◆ **Task objective**:
Find each line holding "number" and copy it out.

(Collected data entries)
################
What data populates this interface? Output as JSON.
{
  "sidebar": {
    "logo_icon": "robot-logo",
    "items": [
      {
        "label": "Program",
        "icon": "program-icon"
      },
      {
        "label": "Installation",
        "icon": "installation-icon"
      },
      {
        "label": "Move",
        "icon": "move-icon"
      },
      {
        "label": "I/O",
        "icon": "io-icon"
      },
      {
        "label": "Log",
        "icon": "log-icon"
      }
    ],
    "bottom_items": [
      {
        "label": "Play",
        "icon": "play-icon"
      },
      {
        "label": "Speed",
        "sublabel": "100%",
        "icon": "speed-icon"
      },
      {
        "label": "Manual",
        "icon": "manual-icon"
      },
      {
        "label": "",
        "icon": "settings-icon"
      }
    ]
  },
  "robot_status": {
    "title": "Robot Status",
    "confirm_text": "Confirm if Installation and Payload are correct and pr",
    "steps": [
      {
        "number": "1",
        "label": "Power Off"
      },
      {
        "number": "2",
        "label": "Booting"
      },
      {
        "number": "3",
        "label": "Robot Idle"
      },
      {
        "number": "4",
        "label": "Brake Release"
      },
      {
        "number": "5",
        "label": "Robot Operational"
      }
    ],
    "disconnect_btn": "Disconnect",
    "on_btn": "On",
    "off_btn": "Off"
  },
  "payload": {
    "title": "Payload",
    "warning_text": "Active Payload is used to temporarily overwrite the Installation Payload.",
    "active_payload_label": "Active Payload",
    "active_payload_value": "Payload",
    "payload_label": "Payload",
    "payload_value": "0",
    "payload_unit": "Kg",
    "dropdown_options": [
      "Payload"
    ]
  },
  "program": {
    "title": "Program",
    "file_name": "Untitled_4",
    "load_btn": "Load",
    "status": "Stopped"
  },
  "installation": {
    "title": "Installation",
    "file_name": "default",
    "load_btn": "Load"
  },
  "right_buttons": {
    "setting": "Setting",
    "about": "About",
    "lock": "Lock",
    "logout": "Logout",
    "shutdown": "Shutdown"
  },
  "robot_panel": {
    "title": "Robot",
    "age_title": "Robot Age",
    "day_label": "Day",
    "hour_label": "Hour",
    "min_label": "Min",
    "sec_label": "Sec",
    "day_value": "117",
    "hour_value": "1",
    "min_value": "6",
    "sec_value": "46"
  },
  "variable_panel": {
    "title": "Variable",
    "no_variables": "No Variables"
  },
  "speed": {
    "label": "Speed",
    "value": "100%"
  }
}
################
◆ **Written answer**:
        "number": "1",
        "number": "2",
        "number": "3",
        "number": "4",
        "number": "5",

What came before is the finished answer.